教育政策

11月28日、いしかわ教育総研は、「全国学力・学習状況調査」「県評価問題」の廃止を石川県教育委員会に求めるとともに報道を通して声明を発表した。年度当初に行われる「全国学力・学習状況調査」は、その対策もふくめ過度な競争的学習環境を生んでおり子どもたちに多大な負担を与えている。また、石川県では独自に「県評価問題」が12月に実施されている。石川県の不登校児童生徒数が全国平均を上回ることが問題になったが、県評価問題など全国学テに対する石川県の過剰反応がそれと無関係とも考えにくい。今年も正答率が公表され石川県は上位であったが、県内の市町ごとの結果が発表されなかったことは少しでも競争の緩和につながっている。
村井嘉浩宮城県知事が毎年行う必要があるかと問題提起し全国の知事会でも話題となってきており、毎年の悉皆調査のために競争が生じ調査の客観性もが失われている。年40億円を超える経費を子どもたちにとって有用な教育予算に活用されることが望まれる。
「全国学力・学習状況調査」及び「県評価問題」の廃止を求める声明(クリック)

 小松市と加賀市教育委員会が、育鵬社中学校歴史・公民教科書を採択したことに抗議を行った。前回は、横浜市、大阪府内諸都市などが再採択を見送り、育鵬社教科書の約10%もあった全国採択率は約1%まで激減した。これは育鵬社教科書の問題点が全国的に広く知られるようになった結果と思われる。さらに今回は石垣市・与那国町、泉佐野市、下関市、金沢市が採択を中止した。育鵬社歴史教科書の問題点は、間違いの多さと偏狭な国家主義的叙述にある。また、公民教科書の問題点は、偏狭な国家主義的社会観と人権意識の低さにある。天皇の専制支配を定めた大日本帝国憲法を美化し、主権在民・男女の平等・基本的人権をもたらした日本国憲法を「押し付け」のみを強調し貶める記述である。人権についていえば、子どもの権利条約の説明に同条約の核心である「子どもの意見表明権」への言及がない。加賀市が採択した日本教科書道徳教科書の問題点も、偏狭な国家主義と人権意識の低さにある。LGBT問題が取り上げられるなど見かけ上の「現代化」の跡も見られる。しかしアジアへの侵略思想を鼓舞した吉田松陰の讃美に紙幅を費やし、阿賀野川水俣病訴訟で企業の責任を問わずそれを個人と自然の一般論とするなど、本質的なものは何も変わっていない。

- 課題内容 1 -
教育政策に関する本文に照らし、次の(a)〜(c)がそれぞれ本文と一致するかを「はい」か「いいえ」で答え、判断の根拠となる本文の語句をそのまま引用してください。(a) 今年は県内の市町ごとの結果が発表された。(b) 石川県では独自に「県評価問題」が12月に実施されている。(c) 前回、育鵬社教科書の全国採択率は約1%まで減少した。
- 課題内容 2 -
教育政策に関する本文によれば、前回、育鵬社教科書の全国採択率が激減したのはなぜですか。一〜三文で説明してください。
解答には本文のみを用いてください。

- 提供資料 -
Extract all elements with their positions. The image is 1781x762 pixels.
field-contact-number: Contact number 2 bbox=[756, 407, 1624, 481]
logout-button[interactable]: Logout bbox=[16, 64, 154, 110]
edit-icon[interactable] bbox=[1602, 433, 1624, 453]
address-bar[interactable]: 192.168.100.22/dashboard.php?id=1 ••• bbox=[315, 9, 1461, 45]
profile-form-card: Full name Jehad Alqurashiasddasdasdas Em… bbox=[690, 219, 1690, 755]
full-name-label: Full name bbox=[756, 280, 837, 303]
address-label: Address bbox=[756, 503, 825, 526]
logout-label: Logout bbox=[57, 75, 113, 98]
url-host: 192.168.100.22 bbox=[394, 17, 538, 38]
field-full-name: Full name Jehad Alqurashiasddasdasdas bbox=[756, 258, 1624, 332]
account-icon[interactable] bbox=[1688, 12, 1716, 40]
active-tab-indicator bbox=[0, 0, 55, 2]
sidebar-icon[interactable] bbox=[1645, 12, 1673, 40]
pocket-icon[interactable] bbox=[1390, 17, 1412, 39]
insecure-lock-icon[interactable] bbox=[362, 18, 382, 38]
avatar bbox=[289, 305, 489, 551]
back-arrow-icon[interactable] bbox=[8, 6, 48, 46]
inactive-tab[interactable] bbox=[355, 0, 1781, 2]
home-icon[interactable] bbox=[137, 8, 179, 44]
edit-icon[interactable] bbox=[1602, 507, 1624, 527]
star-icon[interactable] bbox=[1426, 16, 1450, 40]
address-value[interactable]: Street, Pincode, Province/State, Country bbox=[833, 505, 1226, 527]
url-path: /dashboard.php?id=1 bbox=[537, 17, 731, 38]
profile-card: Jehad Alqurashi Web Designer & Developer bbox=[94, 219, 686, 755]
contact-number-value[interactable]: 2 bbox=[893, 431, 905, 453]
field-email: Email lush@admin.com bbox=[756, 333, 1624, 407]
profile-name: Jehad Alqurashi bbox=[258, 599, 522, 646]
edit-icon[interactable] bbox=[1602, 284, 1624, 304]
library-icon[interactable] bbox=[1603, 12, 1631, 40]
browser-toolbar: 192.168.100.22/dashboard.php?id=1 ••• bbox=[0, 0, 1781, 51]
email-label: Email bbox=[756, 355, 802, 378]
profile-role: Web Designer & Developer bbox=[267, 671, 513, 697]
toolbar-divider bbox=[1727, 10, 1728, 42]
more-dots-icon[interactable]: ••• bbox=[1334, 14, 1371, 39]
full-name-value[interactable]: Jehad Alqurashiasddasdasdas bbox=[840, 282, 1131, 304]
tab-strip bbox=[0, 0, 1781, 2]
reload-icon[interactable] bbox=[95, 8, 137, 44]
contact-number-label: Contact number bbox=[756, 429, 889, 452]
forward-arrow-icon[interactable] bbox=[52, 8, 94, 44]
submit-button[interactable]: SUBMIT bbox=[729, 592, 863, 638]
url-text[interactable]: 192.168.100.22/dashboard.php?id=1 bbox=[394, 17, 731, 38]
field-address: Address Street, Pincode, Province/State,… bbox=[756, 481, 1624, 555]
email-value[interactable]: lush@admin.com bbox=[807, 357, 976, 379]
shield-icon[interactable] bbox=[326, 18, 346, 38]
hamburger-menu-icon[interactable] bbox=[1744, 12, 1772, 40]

- 課題解答 1 -
(a) いいえ。「県内の市町ごとの結果が発表されなかった」
(b) はい。「石川県では独自に「県評価問題」が12月に実施されている」
(c) はい。「育鵬社教科書の約10%もあった全国採択率は約1%まで激減した」

- 課題解答 2 -
前回は横浜市や大阪府内諸都市などが再採択を見送り、全国採択率は約10%から約1%まで激減しました。本文はこれを、育鵬社教科書の問題点が全国的に広く知られるようになった結果と思われるとしています。